_Task objective:_
Work out how many lines hold the string "color". The answer is a single number, nothing more.
* * *
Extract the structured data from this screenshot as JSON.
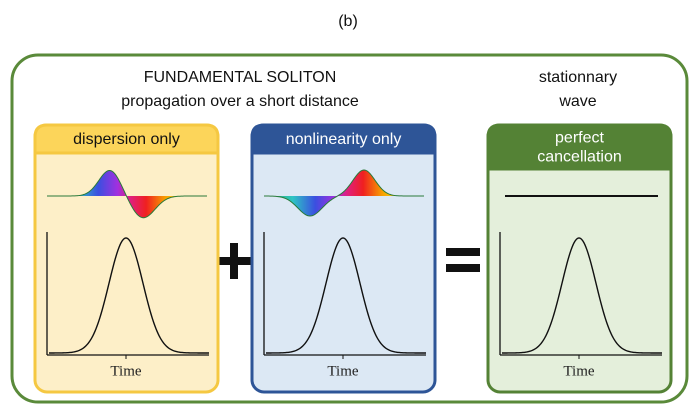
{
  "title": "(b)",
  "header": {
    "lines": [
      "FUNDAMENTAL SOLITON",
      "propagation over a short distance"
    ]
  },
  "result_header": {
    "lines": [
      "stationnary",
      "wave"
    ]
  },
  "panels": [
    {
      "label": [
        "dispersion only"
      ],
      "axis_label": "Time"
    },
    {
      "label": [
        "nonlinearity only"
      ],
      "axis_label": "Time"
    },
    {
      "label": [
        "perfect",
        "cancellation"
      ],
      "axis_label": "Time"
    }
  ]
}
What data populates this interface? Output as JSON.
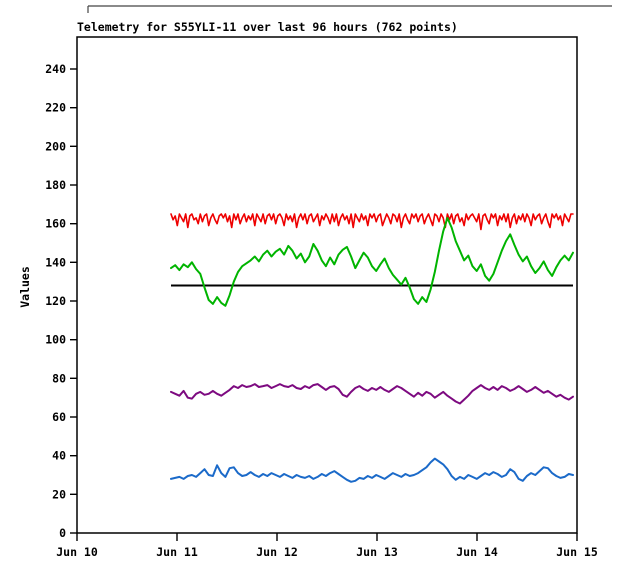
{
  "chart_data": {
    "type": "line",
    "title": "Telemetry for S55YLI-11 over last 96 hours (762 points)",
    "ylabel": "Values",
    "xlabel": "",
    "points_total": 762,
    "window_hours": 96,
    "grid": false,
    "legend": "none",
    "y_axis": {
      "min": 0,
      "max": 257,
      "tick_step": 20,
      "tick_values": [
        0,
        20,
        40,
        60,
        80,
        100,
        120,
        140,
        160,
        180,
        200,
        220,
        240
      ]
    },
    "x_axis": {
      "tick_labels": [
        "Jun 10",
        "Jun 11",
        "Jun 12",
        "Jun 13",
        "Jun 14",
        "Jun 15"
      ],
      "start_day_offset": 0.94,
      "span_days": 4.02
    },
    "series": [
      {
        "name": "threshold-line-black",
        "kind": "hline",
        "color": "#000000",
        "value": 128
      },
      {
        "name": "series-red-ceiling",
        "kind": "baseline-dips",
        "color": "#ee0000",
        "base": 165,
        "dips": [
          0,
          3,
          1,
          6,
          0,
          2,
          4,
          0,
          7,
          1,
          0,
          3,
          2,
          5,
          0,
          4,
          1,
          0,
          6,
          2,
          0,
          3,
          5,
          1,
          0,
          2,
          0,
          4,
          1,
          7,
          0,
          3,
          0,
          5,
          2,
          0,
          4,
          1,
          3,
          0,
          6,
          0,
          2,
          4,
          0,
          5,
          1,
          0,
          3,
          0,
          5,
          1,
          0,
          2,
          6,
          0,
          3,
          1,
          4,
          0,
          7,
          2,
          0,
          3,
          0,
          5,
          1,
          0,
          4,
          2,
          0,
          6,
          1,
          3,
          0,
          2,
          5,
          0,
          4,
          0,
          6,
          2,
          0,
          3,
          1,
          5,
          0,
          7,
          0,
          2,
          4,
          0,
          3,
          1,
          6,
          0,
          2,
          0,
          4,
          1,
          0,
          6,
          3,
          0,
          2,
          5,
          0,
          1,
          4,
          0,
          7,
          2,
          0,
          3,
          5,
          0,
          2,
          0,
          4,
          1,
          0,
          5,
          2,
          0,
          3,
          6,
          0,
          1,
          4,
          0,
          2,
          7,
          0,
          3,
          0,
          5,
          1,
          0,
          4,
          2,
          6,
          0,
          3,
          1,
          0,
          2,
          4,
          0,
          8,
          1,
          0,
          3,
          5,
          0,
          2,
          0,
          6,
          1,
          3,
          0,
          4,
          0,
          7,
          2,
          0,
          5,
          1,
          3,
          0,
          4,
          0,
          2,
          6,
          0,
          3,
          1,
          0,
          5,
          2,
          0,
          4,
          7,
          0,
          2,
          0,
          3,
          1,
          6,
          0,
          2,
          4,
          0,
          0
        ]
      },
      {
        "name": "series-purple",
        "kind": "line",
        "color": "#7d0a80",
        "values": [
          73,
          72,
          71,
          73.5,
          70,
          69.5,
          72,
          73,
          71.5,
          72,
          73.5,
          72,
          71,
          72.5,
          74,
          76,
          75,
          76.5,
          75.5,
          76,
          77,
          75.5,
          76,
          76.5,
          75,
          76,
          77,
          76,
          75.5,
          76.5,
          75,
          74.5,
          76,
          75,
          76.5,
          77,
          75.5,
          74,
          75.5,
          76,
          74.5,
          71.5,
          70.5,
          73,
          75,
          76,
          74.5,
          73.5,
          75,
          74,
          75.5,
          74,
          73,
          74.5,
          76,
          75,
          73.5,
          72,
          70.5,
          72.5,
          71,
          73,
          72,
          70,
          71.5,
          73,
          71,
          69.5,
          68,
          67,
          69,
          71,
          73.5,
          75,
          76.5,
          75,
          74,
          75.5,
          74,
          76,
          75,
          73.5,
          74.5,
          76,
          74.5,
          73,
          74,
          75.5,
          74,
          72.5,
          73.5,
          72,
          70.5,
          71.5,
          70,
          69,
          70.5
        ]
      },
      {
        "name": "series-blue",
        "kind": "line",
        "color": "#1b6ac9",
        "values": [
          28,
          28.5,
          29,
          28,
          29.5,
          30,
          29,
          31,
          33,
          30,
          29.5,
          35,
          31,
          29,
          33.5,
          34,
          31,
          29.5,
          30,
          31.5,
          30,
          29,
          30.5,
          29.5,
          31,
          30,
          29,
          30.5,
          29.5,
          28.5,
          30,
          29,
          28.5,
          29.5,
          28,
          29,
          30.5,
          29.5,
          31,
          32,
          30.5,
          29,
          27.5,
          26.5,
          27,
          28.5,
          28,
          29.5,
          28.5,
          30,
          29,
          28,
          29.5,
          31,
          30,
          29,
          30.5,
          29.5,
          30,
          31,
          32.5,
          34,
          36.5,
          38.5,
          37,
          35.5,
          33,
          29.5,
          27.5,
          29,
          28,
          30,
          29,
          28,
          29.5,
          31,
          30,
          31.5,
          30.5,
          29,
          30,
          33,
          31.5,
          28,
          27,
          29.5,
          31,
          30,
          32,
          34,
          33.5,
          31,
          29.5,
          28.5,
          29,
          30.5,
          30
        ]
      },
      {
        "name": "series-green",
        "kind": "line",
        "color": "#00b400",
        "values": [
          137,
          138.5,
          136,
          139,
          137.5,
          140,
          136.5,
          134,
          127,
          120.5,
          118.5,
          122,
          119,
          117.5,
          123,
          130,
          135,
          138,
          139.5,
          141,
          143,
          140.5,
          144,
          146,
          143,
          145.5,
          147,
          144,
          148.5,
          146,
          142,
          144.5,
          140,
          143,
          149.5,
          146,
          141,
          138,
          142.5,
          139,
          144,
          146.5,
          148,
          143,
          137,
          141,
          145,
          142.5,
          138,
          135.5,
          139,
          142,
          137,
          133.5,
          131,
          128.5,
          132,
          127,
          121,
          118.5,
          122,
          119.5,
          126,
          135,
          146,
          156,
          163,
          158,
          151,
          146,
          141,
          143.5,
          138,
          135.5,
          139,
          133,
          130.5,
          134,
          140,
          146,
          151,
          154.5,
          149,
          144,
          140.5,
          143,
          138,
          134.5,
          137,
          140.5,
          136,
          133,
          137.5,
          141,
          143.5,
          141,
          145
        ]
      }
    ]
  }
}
* * *
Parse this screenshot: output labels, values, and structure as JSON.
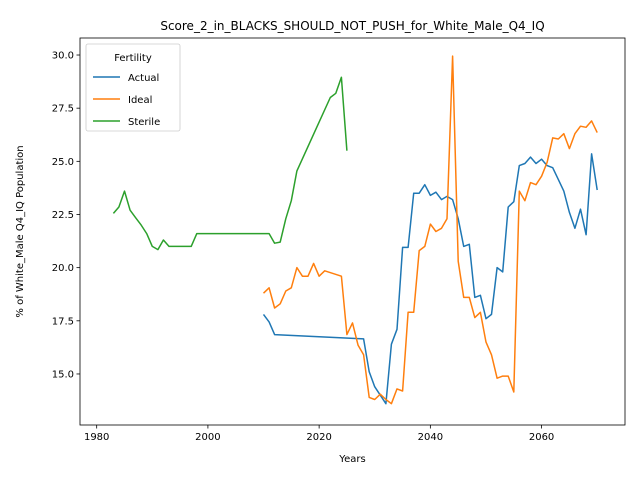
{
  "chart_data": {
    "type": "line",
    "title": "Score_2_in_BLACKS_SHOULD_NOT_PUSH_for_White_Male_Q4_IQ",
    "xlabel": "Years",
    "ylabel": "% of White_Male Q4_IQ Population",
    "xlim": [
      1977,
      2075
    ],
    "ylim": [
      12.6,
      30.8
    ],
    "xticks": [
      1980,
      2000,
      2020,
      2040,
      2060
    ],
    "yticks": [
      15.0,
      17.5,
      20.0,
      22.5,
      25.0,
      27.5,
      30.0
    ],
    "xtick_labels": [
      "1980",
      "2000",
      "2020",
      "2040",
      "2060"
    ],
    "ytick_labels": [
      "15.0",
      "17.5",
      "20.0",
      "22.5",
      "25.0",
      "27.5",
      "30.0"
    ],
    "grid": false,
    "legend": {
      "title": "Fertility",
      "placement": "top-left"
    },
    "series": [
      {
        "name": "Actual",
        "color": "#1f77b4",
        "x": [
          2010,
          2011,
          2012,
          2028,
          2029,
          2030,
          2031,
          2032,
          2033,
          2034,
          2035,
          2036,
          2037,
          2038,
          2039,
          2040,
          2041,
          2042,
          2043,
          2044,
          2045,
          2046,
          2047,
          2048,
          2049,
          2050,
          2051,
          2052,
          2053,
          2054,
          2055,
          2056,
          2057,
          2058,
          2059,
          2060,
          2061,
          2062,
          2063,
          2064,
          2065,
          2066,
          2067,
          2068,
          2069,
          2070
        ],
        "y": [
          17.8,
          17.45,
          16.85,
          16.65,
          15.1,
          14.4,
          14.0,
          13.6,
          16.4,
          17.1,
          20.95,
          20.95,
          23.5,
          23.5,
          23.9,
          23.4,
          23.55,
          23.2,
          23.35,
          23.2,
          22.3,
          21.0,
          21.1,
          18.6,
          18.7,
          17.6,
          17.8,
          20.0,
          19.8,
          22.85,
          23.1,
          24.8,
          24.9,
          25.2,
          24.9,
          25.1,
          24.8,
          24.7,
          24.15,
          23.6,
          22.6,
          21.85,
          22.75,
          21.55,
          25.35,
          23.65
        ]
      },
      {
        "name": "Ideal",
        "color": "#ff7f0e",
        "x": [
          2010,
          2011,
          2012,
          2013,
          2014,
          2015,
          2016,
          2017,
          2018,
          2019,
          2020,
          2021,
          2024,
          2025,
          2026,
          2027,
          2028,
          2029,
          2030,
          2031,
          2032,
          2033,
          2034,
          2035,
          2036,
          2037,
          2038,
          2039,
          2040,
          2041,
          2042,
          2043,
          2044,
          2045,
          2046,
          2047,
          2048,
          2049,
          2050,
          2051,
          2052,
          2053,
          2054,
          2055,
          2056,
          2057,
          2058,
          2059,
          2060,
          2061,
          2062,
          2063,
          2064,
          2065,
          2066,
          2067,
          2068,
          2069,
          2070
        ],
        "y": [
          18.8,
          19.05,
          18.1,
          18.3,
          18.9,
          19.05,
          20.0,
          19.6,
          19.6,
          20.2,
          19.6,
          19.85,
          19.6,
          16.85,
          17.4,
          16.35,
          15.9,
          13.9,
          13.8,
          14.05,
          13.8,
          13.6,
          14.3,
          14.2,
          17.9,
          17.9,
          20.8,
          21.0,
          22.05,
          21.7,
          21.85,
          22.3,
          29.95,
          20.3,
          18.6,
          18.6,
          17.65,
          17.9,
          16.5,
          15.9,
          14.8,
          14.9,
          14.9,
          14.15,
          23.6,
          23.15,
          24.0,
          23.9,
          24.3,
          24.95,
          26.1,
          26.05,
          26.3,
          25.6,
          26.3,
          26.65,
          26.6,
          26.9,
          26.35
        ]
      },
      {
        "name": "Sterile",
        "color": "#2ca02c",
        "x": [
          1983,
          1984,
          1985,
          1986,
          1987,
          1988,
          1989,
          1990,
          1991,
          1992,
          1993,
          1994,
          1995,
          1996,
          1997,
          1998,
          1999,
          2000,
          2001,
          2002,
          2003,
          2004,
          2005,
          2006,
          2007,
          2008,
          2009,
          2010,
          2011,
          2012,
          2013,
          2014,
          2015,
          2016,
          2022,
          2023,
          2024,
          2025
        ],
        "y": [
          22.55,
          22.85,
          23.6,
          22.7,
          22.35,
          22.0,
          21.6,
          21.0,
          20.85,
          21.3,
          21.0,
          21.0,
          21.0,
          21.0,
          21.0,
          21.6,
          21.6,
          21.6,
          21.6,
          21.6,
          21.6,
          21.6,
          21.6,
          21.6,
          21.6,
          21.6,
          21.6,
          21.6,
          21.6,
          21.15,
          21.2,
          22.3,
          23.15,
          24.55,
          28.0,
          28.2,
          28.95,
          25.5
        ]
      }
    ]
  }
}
* * *
_Answer for this exercise:_
8